Return each entry exactly, omitting nothing.

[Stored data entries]
>> begin

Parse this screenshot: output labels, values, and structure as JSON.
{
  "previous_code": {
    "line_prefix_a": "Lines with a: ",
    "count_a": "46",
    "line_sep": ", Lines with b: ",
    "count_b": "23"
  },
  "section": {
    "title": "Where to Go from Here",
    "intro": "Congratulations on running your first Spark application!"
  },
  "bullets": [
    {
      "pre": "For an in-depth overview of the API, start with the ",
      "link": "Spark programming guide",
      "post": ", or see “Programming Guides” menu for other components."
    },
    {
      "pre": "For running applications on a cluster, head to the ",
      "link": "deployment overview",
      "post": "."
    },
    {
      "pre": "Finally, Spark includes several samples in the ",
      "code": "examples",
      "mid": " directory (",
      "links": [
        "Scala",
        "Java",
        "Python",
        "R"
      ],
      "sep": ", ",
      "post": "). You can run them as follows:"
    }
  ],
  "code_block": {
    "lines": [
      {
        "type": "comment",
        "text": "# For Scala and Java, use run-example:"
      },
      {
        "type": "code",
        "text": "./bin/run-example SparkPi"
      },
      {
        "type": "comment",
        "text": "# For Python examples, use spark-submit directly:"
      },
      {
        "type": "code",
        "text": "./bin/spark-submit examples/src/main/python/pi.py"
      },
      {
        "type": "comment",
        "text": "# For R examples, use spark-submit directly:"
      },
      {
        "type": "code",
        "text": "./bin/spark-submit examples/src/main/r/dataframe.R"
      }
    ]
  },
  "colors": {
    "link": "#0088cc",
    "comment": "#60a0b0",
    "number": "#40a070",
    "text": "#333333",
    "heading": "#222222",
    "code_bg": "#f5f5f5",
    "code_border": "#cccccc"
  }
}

>> end

**Written answer:**
Parse this screenshot: output labels, values, and structure as JSON.
{
  "previous_code": {
    "line_prefix_a": "Lines with a: ",
    "count_a": "46",
    "line_sep": ", Lines with b: ",
    "count_b": "23"
  },
  "section": {
    "title": "Where to Go from Here",
    "intro": "Congratulations on running your first Spark application!"
  },
  "bullets": [
    {
      "pre": "For an in-depth overview of the API, start with the ",
      "link": "Spark programming guide",
      "post": ", or see “Programming Guides” menu for other components."
    },
    {
      "pre": "For running applications on a cluster, head to the ",
      "link": "deployment overview",
      "post": "."
    },
    {
      "pre": "Finally, Spark includes several samples in the ",
      "code": "examples",
      "mid": " directory (",
      "links": [
        "Scala",
        "Java",
        "Python",
        "R"
      ],
      "sep": ", ",
      "post": "). You can run them as follows:"
    }
  ],
  "code_block": {
    "lines": [
      {
        "type": "comment",
        "text": "# For Scala and Java, use run-example:"
      },
      {
        "type": "code",
        "text": "./bin/run-example SparkPi"
      },
      {
        "type": "comment",
        "text": "# For Python examples, use spark-submit directly:"
      },
      {
        "type": "code",
        "text": "./bin/spark-submit examples/src/main/python/pi.py"
      },
      {
        "type": "comment",
        "text": "# For R examples, use spark-submit directly:"
      },
      {
        "type": "code",
        "text": "./bin/spark-submit examples/src/main/r/dataframe.R"
      }
    ]
  },
  "colors": {
    "link": "#0088cc",
    "comment": "#60a0b0",
    "number": "#40a070",
    "text": "#333333",
    "heading": "#222222",
    "code_bg": "#f5f5f5",
    "code_border": "#cccccc"
  }
}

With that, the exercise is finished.